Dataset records
::::
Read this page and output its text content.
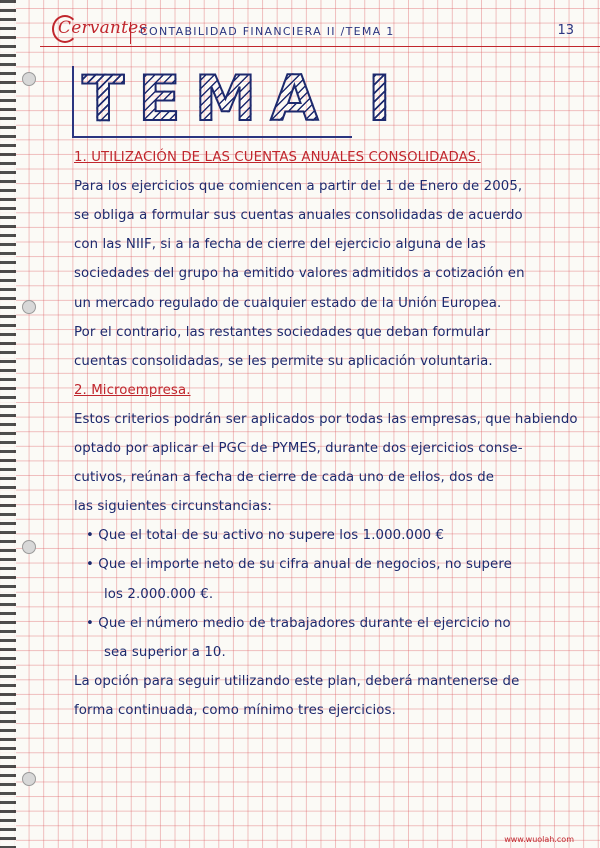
Cervantes
CONTABILIDAD FINANCIERA II /TEMA 1	13
TEMA I
1. UTILIZACIÓN DE LAS CUENTAS ANUALES CONSOLIDADAS.
Para los ejercicios que comiencen a partir del 1 de Enero de 2005,
se obliga a formular sus cuentas anuales consolidadas de acuerdo
con las NIIF, si a la fecha de cierre del ejercicio alguna de las
sociedades del grupo ha emitido valores admitidos a cotización en
un mercado regulado de cualquier estado de la Unión Europea.
Por el contrario, las restantes sociedades que deban formular
cuentas consolidadas, se les permite su aplicación voluntaria.
2. Microempresa.
Estos criterios podrán ser aplicados por todas las empresas, que habiendo
optado por aplicar el PGC de PYMES, durante dos ejercicios conse-
cutivos, reúnan a fecha de cierre de cada uno de ellos, dos de
las siguientes circunstancias:
• Que el total de su activo no supere los 1.000.000 €
• Que el importe neto de su cifra anual de negocios, no supere
los 2.000.000 €.
• Que el número medio de trabajadores durante el ejercicio no
sea superior a 10.
La opción para seguir utilizando este plan, deberá mantenerse de
forma continuada, como mínimo tres ejercicios.
www.wuolah.com
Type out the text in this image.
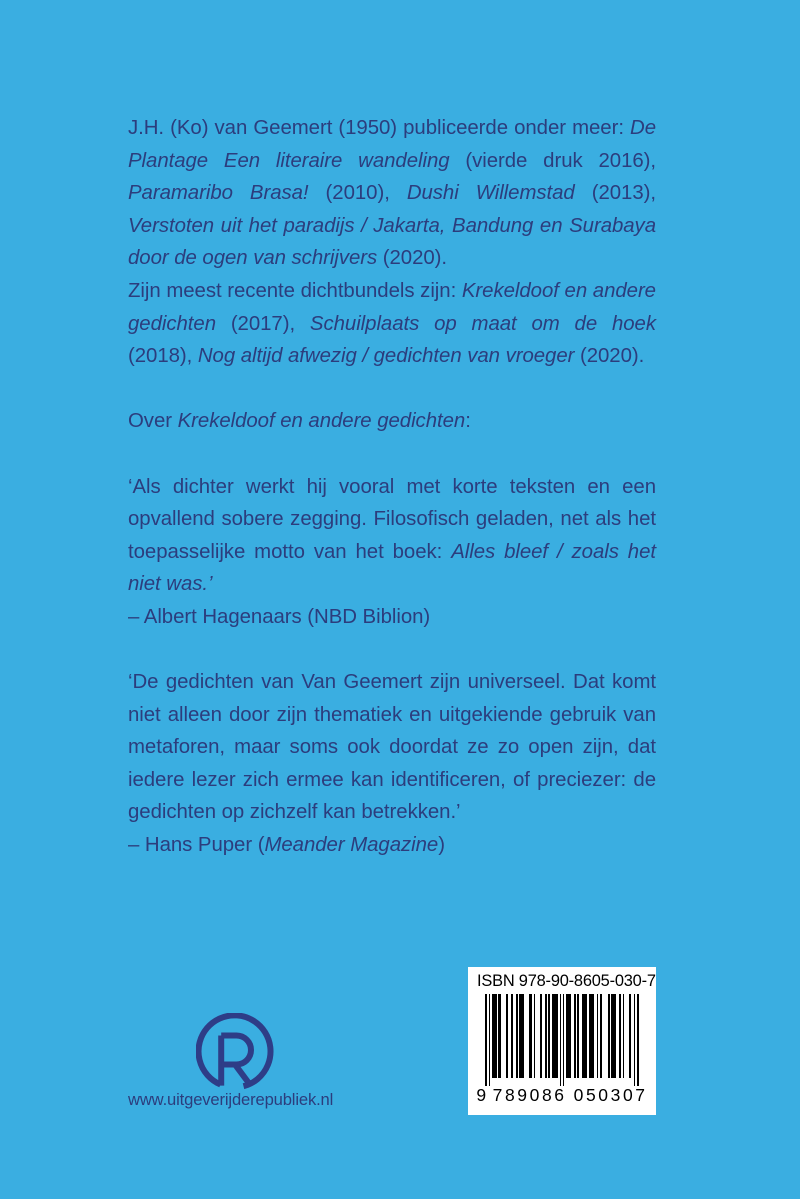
J.H. (Ko) van Geemert (1950) publiceerde onder meer: De Plantage Een literaire wandeling (vierde druk 2016), Paramaribo Brasa! (2010), Dushi Willemstad (2013), Verstoten uit het paradijs / Jakarta, Bandung en Surabaya door de ogen van schrijvers (2020).

Zijn meest recente dichtbundels zijn: Krekeldoof en andere gedichten (2017), Schuilplaats op maat om de hoek (2018), Nog altijd afwezig / gedichten van vroeger (2020).

Over Krekeldoof en andere gedichten:

‘Als dichter werkt hij vooral met korte teksten en een opvallend sobere zegging. Filosofisch geladen, net als het toepasselijke motto van het boek: Alles bleef / zoals het niet was.’

– Albert Hagenaars (NBD Biblion)

‘De gedichten van Van Geemert zijn universeel. Dat komt niet alleen door zijn thematiek en uitgekiende gebruik van metaforen, maar soms ook doordat ze zo open zijn, dat iedere lezer zich ermee kan identificeren, of preciezer: de gedichten op zichzelf kan betrekken.’

– Hans Puper (Meander Magazine)

www.uitgeverijderepubliek.nl
ISBN 978-90-8605-030-7
9 789086 050307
::::
Go through the material above and print all of it exactly, except the pictures.

Solution:
Read this page and output its text content.
Cervantes
CONTABILIDAD FINANCIERA II /TEMA 1	13
TEMA I
1. UTILIZACIÓN DE LAS CUENTAS ANUALES CONSOLIDADAS.
Para los ejercicios que comiencen a partir del 1 de Enero de 2005,
se obliga a formular sus cuentas anuales consolidadas de acuerdo
con las NIIF, si a la fecha de cierre del ejercicio alguna de las
sociedades del grupo ha emitido valores admitidos a cotización en
un mercado regulado de cualquier estado de la Unión Europea.
Por el contrario, las restantes sociedades que deban formular
cuentas consolidadas, se les permite su aplicación voluntaria.
2. Microempresa.
Estos criterios podrán ser aplicados por todas las empresas, que habiendo
optado por aplicar el PGC de PYMES, durante dos ejercicios conse-
cutivos, reúnan a fecha de cierre de cada uno de ellos, dos de
las siguientes circunstancias:
• Que el total de su activo no supere los 1.000.000 €
• Que el importe neto de su cifra anual de negocios, no supere
los 2.000.000 €.
• Que el número medio de trabajadores durante el ejercicio no
sea superior a 10.
La opción para seguir utilizando este plan, deberá mantenerse de
forma continuada, como mínimo tres ejercicios.
www.wuolah.com
Type out the text in this image.
J.H. (Ko) van Geemert (1950) publiceerde onder meer: De Plantage Een literaire wandeling (vierde druk 2016), Paramaribo Brasa! (2010), Dushi Willemstad (2013), Verstoten uit het paradijs / Jakarta, Bandung en Surabaya door de ogen van schrijvers (2020).

Zijn meest recente dichtbundels zijn: Krekeldoof en andere gedichten (2017), Schuilplaats op maat om de hoek (2018), Nog altijd afwezig / gedichten van vroeger (2020).

Over Krekeldoof en andere gedichten:

‘Als dichter werkt hij vooral met korte teksten en een opvallend sobere zegging. Filosofisch geladen, net als het toepasselijke motto van het boek: Alles bleef / zoals het niet was.’

– Albert Hagenaars (NBD Biblion)

‘De gedichten van Van Geemert zijn universeel. Dat komt niet alleen door zijn thematiek en uitgekiende gebruik van metaforen, maar soms ook doordat ze zo open zijn, dat iedere lezer zich ermee kan identificeren, of preciezer: de gedichten op zichzelf kan betrekken.’

– Hans Puper (Meander Magazine)

www.uitgeverijderepubliek.nl
ISBN 978-90-8605-030-7
9 789086 050307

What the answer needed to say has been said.